» **MATERIAL SUPPLIED**:
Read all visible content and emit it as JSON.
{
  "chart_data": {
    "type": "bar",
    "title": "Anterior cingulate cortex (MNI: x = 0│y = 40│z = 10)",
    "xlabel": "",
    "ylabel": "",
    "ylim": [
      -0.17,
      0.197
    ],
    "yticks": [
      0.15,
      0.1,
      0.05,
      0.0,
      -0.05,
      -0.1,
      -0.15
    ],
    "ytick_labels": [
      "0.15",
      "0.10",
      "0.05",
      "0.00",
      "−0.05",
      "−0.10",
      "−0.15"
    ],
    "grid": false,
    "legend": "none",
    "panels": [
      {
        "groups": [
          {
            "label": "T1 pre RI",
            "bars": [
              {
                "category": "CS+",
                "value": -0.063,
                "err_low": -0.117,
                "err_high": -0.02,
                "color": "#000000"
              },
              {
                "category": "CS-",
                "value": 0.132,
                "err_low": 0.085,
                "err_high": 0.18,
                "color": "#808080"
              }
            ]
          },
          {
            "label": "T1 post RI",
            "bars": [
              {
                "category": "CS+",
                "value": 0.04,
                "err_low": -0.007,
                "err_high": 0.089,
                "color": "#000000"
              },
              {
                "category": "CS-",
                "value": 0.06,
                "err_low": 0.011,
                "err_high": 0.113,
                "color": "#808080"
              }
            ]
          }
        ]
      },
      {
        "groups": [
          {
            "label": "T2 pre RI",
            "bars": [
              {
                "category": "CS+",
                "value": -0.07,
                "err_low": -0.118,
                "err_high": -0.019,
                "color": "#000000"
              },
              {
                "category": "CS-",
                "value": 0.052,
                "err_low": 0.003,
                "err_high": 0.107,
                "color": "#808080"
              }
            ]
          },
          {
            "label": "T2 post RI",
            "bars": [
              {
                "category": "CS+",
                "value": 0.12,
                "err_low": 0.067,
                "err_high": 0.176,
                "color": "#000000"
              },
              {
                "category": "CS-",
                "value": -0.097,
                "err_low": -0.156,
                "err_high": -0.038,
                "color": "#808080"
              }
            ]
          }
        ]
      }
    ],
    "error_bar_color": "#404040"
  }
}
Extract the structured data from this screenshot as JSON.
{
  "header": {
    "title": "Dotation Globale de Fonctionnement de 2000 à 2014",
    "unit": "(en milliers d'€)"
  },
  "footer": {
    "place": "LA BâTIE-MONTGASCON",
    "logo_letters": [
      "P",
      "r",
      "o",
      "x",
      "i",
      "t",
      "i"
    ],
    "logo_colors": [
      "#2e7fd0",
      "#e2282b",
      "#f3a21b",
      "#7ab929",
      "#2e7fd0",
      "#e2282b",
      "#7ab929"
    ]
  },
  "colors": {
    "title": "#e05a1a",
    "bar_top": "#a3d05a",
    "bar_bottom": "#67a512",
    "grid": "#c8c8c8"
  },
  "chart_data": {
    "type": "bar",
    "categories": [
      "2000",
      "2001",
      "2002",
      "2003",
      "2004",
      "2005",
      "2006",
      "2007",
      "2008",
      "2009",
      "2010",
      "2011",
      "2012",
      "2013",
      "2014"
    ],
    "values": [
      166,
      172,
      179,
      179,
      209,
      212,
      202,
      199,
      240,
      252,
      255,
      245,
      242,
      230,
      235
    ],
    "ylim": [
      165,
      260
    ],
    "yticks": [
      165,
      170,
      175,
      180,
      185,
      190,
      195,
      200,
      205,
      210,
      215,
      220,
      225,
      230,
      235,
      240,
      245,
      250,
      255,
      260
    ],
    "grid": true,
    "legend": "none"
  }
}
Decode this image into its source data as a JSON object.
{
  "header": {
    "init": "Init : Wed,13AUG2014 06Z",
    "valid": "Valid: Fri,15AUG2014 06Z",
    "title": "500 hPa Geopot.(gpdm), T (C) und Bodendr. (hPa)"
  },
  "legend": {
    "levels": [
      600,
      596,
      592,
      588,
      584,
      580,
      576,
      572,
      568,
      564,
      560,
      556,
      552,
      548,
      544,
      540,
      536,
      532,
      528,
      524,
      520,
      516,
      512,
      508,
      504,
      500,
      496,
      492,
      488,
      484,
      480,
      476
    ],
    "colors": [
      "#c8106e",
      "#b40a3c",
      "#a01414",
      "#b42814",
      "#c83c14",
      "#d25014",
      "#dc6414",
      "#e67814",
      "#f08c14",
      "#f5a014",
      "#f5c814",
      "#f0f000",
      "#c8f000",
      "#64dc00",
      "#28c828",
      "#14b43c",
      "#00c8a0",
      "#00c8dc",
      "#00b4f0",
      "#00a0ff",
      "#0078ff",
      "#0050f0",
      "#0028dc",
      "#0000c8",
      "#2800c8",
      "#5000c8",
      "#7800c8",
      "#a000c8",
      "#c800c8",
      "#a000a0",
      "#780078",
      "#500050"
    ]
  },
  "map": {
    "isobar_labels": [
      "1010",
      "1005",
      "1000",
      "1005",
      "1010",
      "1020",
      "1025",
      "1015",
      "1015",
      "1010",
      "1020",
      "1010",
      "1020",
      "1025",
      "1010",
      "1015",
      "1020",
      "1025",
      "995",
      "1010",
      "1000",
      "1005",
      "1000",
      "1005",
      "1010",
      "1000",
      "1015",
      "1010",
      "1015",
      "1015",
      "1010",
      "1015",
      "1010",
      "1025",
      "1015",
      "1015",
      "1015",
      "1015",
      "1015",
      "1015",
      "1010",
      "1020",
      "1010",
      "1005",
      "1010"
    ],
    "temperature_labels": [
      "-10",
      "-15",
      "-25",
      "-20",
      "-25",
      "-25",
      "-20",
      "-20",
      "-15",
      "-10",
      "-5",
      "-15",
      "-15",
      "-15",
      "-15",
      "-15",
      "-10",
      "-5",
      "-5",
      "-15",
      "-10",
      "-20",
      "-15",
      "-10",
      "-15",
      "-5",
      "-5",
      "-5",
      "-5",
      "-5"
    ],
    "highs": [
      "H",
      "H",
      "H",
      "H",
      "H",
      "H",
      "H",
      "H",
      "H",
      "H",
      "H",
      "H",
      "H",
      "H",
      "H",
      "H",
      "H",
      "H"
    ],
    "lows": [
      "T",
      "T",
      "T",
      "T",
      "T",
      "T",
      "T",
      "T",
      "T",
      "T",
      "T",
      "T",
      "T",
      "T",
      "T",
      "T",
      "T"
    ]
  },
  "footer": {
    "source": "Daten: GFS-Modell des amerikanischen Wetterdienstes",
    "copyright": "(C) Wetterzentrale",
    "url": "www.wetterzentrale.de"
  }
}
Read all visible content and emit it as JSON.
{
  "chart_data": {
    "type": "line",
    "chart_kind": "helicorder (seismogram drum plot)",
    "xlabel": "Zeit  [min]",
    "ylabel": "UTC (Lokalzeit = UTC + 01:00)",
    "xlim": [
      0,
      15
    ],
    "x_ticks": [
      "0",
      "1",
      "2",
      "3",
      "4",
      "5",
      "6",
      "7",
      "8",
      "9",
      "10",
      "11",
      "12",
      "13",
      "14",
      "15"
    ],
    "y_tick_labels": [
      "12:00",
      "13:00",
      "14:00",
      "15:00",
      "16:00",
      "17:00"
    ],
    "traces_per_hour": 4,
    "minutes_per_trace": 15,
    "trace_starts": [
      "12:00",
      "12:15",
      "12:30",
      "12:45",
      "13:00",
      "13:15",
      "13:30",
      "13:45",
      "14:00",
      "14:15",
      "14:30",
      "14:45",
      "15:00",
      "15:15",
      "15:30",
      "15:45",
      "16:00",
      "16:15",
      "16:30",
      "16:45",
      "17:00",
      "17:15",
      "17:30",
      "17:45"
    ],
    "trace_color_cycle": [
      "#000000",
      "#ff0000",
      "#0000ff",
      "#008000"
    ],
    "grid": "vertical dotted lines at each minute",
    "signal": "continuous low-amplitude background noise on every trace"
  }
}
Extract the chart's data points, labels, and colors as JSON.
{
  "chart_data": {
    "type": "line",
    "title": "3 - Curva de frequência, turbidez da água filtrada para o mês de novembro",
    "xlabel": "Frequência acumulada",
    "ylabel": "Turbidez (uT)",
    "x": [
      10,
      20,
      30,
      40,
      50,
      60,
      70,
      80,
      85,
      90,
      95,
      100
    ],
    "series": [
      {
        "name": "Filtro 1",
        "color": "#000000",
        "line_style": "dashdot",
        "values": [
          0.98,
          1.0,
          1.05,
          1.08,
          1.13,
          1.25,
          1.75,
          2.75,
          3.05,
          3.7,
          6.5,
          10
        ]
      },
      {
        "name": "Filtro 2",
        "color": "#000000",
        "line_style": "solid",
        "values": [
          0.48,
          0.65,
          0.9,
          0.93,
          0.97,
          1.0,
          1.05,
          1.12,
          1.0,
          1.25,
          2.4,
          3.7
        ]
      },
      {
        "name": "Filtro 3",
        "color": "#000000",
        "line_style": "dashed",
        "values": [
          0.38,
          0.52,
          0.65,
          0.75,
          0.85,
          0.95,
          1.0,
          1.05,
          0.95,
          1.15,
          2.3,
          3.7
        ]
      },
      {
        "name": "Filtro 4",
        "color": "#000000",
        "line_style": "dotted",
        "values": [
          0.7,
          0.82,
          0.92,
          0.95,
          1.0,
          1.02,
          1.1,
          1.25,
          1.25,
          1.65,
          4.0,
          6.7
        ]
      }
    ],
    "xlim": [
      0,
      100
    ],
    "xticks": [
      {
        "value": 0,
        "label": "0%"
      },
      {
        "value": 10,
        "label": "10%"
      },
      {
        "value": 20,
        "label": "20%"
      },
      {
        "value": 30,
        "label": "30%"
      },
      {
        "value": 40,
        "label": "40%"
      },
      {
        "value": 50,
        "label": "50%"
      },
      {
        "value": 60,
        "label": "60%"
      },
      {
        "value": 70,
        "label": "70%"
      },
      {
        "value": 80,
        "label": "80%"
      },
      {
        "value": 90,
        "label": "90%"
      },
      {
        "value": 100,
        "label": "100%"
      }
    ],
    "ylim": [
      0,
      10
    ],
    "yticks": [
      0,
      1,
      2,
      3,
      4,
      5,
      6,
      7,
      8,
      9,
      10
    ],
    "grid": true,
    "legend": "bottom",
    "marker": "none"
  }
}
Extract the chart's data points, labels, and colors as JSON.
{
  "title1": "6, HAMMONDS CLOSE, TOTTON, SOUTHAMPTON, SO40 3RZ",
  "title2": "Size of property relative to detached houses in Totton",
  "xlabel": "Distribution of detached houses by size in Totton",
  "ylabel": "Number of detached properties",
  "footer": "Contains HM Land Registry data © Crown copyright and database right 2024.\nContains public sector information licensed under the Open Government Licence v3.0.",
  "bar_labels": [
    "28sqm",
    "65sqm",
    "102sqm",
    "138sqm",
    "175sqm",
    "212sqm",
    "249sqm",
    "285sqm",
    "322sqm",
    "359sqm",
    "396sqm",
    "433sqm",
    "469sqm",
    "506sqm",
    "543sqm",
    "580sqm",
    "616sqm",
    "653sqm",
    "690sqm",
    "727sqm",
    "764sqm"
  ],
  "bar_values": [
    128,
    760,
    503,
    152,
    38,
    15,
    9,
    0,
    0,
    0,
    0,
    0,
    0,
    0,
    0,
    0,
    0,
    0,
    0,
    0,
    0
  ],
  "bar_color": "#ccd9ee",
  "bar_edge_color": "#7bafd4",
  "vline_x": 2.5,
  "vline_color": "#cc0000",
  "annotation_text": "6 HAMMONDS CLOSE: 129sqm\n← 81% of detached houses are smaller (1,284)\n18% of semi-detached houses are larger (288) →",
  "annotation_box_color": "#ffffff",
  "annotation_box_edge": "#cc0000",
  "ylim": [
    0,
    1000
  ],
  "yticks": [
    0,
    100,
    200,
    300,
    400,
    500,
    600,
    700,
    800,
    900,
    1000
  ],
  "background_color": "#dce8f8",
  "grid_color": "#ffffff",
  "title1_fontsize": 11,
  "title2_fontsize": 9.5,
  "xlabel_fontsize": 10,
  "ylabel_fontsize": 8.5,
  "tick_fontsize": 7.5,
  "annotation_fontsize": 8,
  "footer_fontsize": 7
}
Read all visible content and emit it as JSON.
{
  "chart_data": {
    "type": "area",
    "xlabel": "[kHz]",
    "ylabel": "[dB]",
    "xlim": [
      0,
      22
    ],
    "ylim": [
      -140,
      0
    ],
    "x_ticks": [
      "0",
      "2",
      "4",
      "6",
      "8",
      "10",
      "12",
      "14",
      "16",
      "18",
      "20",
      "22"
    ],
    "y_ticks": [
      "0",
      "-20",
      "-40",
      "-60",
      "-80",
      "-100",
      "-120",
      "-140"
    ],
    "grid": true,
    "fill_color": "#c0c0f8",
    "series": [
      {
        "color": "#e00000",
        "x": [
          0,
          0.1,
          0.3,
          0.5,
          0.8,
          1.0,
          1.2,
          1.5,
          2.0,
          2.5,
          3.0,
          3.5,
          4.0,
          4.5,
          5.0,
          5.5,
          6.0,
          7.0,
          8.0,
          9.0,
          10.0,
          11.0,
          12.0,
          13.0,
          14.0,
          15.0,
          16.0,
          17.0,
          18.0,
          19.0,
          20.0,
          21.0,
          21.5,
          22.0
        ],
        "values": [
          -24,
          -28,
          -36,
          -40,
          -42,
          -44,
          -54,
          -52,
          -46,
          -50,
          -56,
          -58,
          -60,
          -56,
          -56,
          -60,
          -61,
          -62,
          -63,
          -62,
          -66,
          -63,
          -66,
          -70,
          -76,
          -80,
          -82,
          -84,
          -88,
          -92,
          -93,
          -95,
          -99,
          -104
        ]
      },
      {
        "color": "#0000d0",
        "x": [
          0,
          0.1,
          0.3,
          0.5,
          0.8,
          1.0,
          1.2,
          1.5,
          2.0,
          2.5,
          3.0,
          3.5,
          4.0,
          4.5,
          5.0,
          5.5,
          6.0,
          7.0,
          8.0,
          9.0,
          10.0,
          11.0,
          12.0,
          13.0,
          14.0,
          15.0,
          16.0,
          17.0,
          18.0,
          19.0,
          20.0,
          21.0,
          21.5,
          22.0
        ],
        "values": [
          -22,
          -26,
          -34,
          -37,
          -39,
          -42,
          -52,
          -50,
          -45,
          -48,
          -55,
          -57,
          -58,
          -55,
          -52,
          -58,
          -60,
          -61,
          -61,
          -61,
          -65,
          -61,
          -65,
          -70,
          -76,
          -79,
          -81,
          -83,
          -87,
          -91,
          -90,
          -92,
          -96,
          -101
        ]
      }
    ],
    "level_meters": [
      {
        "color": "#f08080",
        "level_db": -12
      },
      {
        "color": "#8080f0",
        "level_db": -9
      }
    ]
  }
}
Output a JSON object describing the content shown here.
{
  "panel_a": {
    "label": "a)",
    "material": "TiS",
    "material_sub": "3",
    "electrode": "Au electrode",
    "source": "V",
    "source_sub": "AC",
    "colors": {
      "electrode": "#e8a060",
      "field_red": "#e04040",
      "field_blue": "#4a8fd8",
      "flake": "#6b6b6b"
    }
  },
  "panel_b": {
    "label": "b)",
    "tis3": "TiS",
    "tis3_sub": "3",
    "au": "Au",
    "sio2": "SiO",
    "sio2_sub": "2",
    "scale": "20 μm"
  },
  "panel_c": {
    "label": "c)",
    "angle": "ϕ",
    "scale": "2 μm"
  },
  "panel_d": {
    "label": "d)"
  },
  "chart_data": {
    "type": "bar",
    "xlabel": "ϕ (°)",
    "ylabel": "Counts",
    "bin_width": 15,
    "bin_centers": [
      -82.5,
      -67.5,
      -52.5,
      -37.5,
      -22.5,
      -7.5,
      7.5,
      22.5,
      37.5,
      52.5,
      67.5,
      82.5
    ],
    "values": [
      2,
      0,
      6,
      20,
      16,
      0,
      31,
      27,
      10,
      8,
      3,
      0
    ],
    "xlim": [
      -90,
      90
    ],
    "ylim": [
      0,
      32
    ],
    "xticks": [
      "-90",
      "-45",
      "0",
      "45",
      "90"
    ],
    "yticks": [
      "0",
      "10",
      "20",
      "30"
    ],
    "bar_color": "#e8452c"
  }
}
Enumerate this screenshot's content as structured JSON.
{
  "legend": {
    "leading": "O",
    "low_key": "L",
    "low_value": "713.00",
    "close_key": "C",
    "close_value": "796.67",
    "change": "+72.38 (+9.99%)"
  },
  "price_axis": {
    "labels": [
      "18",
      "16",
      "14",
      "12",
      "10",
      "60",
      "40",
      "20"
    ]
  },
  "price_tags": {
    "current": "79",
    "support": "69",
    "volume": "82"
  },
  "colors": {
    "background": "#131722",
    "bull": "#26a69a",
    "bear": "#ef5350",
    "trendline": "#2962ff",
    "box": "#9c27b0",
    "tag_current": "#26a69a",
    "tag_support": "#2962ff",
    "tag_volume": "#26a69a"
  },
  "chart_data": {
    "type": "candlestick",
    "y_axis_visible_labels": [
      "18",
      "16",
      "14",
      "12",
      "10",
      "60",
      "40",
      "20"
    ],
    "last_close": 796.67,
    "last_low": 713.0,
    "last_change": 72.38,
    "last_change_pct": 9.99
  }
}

» **OBJECTIVE**: Filter the records above and return every line that holds the word "dotted".

» **PROBLEM SOLUTION**:
    "grid": "vertical dotted lines at each minute",
        "line_style": "dotted",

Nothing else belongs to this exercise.